* **Description of the task**:
Copy out all the lines in the records that include the word "text".
═══ Supplied data ═══
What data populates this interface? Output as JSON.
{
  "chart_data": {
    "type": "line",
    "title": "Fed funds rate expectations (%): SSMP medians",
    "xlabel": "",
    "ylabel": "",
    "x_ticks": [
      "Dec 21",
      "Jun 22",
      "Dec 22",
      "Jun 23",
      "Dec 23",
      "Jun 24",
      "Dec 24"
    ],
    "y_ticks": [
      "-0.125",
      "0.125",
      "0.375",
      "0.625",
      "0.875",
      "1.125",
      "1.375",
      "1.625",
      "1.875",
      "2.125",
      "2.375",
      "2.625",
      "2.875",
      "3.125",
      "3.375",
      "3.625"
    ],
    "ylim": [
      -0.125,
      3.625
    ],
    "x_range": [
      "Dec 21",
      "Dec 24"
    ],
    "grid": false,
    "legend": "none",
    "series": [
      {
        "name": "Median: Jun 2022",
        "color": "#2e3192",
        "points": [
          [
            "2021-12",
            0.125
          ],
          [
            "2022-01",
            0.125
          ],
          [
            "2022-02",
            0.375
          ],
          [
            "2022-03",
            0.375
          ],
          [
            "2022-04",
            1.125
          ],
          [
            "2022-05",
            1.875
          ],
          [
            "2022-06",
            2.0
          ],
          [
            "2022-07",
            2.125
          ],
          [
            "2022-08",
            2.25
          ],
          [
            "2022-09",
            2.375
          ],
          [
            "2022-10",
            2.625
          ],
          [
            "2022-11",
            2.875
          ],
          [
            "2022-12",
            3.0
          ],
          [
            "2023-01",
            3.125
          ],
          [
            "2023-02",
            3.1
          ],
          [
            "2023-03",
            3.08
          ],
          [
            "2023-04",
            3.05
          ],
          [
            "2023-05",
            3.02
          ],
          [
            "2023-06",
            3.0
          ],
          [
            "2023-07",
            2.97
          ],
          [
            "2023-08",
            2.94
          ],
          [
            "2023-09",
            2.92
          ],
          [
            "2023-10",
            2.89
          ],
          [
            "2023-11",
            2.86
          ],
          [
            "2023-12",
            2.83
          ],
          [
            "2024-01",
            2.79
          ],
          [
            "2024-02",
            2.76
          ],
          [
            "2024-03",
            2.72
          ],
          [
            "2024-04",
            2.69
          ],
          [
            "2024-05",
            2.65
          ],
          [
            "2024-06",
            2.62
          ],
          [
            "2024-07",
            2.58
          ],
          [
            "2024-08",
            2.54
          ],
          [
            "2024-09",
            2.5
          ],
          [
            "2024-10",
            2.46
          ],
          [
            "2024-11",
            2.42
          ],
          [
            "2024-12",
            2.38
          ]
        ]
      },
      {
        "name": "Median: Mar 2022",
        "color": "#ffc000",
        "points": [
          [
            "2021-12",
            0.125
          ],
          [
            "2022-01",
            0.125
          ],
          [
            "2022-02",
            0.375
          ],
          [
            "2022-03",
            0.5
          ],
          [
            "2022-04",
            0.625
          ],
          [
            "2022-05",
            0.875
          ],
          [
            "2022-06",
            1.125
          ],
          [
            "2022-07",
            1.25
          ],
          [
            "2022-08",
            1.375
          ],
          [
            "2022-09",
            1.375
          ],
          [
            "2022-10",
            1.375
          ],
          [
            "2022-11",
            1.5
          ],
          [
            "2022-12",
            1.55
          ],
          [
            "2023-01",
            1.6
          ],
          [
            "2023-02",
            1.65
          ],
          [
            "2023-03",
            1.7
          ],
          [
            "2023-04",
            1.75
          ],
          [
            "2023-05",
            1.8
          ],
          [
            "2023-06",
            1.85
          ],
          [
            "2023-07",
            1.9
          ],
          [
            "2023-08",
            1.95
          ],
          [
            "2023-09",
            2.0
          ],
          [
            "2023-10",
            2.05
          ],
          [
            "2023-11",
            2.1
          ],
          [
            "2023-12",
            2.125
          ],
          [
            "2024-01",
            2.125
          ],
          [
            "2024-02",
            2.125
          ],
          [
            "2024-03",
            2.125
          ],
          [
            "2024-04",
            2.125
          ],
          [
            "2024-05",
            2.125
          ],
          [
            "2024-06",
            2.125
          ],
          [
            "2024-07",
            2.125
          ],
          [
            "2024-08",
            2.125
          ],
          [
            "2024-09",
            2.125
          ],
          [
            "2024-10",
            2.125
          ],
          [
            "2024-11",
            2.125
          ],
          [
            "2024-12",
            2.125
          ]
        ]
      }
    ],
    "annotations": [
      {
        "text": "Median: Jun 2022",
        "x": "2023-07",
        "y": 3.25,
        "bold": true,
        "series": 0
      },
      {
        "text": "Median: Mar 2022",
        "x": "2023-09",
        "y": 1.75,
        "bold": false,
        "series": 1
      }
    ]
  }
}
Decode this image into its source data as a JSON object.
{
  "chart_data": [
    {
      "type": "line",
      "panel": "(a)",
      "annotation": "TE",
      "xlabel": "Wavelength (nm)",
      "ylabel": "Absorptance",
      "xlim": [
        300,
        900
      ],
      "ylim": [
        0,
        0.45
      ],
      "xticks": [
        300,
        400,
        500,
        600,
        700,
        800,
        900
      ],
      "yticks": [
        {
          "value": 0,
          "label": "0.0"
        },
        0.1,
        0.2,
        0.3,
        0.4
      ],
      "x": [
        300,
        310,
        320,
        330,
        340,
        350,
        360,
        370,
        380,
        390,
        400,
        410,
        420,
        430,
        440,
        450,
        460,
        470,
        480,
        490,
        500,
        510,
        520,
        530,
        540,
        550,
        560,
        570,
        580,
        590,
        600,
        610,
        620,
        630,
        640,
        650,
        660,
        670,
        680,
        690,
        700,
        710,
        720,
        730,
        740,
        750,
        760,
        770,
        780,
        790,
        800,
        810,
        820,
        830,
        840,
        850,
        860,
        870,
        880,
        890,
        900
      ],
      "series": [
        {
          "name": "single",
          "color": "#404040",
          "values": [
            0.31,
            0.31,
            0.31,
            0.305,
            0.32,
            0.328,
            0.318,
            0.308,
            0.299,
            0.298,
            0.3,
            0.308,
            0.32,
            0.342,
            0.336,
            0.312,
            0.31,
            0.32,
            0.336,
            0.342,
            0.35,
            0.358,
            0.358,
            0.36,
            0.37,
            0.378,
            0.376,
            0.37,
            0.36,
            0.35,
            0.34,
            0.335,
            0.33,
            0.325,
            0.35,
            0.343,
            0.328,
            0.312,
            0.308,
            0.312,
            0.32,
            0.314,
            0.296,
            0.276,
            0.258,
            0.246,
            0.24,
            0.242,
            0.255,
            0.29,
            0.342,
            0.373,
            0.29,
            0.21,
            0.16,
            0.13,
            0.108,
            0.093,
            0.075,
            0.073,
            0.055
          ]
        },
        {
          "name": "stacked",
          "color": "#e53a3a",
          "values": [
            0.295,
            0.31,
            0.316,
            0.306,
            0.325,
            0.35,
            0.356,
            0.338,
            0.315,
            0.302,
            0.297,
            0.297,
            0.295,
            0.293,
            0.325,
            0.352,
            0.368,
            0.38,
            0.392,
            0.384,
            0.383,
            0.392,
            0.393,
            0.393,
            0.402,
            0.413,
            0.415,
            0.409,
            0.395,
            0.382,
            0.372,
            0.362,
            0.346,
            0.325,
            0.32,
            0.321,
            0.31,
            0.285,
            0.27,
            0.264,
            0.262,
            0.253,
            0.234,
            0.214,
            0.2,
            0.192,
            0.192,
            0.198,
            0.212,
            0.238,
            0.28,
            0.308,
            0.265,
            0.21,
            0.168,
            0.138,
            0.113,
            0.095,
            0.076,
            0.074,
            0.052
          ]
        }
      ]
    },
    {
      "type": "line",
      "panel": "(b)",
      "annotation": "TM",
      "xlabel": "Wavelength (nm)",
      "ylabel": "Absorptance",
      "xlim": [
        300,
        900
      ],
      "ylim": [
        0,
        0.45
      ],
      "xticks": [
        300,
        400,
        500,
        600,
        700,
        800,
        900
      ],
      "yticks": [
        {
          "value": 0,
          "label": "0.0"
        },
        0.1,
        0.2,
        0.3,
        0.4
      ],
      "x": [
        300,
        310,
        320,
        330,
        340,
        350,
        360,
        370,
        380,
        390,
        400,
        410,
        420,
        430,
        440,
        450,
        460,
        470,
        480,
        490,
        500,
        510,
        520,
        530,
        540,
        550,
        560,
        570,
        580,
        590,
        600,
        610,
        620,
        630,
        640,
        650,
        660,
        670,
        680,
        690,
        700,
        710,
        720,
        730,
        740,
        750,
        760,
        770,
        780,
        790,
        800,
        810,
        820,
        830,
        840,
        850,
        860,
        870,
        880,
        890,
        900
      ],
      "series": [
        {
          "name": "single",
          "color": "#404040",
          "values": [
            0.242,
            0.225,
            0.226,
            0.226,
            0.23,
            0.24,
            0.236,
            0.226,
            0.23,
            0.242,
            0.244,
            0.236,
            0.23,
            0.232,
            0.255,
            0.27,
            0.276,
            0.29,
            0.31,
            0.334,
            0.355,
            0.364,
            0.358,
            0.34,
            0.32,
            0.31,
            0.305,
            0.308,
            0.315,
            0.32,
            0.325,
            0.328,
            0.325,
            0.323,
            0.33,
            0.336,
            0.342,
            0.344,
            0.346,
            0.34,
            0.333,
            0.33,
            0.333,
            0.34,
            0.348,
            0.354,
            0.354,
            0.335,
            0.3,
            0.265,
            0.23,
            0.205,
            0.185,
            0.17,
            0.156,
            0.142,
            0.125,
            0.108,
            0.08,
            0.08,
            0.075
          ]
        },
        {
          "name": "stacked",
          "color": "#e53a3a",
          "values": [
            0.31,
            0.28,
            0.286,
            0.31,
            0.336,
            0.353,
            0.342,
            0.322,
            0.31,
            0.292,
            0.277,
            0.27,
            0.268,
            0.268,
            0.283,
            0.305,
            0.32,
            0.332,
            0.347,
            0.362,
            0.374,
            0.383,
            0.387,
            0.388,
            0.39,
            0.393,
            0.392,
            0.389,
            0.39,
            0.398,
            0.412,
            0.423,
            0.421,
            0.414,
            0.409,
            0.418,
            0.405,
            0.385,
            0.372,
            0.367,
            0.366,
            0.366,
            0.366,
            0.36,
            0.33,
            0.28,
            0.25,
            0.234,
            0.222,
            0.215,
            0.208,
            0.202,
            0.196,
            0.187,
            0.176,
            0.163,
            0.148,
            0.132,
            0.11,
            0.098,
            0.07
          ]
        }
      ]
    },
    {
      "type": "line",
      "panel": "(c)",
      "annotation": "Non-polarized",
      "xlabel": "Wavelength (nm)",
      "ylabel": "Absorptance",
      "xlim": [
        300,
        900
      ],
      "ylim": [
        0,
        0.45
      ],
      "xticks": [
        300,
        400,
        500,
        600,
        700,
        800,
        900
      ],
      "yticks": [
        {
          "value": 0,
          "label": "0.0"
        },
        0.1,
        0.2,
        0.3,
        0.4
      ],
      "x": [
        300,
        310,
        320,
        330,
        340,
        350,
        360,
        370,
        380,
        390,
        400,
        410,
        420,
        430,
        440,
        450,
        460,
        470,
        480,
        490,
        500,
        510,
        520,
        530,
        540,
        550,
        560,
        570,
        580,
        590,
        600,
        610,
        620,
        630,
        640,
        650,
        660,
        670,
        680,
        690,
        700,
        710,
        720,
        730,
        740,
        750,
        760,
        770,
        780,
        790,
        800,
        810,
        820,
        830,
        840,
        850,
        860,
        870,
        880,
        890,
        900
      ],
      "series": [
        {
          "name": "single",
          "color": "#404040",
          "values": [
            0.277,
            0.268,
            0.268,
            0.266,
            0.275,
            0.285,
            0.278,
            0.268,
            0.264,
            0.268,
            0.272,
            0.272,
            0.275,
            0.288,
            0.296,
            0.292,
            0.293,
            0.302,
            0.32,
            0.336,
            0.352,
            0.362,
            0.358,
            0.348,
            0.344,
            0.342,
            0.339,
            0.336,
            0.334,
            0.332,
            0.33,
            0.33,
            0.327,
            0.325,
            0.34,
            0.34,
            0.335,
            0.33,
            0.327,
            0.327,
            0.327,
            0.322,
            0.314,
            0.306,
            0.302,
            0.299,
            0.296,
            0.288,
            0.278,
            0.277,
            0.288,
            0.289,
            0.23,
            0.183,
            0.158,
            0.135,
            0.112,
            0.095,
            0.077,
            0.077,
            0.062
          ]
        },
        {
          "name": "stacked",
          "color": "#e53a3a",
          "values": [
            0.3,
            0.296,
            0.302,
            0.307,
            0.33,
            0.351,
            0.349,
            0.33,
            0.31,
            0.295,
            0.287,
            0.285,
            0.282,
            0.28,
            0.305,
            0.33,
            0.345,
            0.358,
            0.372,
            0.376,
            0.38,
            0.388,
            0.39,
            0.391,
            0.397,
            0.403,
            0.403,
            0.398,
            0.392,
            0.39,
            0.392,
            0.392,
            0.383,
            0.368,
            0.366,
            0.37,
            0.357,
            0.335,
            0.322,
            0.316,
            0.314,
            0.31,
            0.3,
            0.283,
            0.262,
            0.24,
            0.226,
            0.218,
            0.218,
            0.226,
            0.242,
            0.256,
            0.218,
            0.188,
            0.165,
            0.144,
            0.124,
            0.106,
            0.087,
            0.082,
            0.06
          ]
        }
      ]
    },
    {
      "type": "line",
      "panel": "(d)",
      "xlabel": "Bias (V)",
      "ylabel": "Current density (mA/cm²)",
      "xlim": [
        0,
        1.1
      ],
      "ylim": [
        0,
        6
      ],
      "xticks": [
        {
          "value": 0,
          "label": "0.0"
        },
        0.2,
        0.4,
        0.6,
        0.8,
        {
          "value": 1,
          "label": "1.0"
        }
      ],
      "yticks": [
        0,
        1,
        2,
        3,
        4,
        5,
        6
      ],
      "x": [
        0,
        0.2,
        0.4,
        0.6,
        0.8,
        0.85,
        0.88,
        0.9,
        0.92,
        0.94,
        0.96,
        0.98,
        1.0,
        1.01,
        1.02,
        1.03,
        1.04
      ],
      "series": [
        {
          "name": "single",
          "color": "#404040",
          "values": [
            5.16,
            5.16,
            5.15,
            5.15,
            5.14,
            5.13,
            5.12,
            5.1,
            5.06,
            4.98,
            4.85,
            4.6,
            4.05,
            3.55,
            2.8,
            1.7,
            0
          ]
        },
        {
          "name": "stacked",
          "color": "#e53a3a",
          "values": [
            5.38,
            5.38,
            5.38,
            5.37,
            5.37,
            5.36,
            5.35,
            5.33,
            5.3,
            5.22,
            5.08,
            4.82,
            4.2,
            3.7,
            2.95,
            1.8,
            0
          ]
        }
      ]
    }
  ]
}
═══
* **Answer to this task**:
        "text": "Median: Jun 2022",
        "text": "Median: Mar 2022",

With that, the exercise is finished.